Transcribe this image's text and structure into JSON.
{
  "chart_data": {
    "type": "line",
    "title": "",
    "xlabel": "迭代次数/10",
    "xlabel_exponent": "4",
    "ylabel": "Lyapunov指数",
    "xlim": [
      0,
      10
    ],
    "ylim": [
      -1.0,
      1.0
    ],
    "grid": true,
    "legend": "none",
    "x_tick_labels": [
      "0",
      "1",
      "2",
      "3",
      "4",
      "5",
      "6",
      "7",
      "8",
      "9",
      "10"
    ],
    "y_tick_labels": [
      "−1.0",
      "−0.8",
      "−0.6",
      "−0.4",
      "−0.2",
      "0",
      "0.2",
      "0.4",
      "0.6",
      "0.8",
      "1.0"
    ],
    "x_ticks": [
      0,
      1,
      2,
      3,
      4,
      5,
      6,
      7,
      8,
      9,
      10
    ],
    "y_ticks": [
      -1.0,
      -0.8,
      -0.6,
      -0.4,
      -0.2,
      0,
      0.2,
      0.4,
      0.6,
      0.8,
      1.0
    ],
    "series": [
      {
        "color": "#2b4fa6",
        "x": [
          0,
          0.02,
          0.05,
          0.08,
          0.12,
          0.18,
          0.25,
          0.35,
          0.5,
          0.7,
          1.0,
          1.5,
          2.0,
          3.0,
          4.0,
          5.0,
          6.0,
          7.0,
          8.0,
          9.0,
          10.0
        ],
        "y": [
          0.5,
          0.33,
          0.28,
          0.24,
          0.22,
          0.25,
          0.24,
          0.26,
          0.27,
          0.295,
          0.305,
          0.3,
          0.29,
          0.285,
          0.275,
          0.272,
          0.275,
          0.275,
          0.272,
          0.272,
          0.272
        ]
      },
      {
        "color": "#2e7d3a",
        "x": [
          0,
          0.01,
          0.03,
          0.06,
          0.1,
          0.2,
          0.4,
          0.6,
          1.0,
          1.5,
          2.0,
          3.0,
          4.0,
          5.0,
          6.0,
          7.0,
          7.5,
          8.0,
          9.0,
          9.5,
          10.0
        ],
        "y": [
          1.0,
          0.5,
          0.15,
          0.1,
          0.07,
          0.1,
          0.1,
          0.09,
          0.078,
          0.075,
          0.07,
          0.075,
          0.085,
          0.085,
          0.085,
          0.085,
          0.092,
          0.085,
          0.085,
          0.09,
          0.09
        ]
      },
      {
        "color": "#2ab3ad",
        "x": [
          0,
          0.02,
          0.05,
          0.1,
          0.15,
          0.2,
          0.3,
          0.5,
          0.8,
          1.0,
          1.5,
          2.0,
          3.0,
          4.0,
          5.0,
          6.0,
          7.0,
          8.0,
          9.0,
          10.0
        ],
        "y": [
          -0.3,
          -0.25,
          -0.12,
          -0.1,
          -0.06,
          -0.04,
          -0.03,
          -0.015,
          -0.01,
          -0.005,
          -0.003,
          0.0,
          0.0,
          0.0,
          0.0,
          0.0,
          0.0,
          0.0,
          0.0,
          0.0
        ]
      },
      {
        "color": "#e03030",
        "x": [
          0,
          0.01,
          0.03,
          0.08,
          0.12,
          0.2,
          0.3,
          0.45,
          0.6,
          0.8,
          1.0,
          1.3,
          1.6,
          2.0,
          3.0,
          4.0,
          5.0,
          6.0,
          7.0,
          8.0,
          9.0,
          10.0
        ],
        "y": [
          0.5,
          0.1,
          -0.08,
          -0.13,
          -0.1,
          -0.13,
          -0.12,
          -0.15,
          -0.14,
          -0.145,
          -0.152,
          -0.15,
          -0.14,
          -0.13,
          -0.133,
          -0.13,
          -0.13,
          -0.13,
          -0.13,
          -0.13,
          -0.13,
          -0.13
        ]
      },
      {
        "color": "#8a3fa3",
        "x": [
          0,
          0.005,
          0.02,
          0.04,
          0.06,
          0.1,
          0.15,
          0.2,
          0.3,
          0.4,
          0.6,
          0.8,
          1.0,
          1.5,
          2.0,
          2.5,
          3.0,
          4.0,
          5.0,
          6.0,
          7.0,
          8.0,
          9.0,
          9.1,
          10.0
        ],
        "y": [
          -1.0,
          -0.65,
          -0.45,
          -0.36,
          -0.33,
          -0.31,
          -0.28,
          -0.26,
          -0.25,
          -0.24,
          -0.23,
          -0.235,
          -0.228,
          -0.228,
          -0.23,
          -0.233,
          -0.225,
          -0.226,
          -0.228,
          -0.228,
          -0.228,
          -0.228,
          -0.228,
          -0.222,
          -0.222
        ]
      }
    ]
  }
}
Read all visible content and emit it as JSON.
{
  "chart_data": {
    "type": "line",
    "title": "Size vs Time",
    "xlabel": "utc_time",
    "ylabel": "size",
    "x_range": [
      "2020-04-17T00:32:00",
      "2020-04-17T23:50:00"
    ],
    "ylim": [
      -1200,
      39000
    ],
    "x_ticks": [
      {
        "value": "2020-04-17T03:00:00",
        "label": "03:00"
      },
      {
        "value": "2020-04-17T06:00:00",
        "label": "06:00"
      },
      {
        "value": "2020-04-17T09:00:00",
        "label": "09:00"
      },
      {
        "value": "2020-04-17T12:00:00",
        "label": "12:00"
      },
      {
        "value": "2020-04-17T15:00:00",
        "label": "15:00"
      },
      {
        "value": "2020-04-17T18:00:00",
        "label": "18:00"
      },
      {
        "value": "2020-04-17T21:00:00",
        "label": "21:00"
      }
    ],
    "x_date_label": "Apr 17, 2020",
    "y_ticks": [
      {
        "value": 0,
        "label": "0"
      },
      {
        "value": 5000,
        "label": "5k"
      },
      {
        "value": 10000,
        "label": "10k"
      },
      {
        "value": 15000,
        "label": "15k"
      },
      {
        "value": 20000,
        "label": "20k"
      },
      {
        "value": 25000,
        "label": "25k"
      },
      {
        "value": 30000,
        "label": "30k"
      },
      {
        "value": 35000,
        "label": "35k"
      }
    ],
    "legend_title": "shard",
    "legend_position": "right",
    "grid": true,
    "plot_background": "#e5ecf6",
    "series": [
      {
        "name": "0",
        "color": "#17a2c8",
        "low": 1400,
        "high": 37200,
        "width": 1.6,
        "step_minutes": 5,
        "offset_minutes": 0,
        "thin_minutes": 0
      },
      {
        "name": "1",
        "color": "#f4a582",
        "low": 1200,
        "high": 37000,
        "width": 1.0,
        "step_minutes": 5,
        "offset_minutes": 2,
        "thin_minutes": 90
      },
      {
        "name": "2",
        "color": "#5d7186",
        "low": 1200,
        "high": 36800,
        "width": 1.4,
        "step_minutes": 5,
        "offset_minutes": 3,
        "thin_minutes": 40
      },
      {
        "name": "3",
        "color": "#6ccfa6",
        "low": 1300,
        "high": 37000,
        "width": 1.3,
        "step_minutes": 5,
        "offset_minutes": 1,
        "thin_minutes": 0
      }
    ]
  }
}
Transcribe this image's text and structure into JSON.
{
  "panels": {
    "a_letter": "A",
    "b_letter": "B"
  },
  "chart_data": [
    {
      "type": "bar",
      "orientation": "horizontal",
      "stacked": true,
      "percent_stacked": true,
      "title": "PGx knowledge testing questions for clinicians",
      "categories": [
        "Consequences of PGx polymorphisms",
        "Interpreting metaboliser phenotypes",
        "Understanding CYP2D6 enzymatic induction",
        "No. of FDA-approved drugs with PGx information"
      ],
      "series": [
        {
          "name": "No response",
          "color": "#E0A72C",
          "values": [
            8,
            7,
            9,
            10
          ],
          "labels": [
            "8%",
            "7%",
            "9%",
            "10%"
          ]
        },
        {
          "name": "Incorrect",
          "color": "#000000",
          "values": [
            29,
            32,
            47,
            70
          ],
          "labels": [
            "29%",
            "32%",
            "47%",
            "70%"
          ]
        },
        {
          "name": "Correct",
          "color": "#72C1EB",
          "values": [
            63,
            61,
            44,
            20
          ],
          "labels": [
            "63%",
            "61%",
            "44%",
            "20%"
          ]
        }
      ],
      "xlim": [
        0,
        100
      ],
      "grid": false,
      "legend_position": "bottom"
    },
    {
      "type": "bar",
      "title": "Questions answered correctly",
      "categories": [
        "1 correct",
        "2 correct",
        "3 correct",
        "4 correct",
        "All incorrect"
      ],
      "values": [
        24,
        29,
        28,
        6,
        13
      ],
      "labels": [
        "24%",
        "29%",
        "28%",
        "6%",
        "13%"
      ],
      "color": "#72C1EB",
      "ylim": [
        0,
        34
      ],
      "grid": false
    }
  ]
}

------

What is being asked | Look through the entries and return every line where "name" appears.

Exercise result |
        "name": "0",
        "name": "1",
        "name": "2",
        "name": "3",
          "name": "No response",
          "name": "Incorrect",
          "name": "Correct",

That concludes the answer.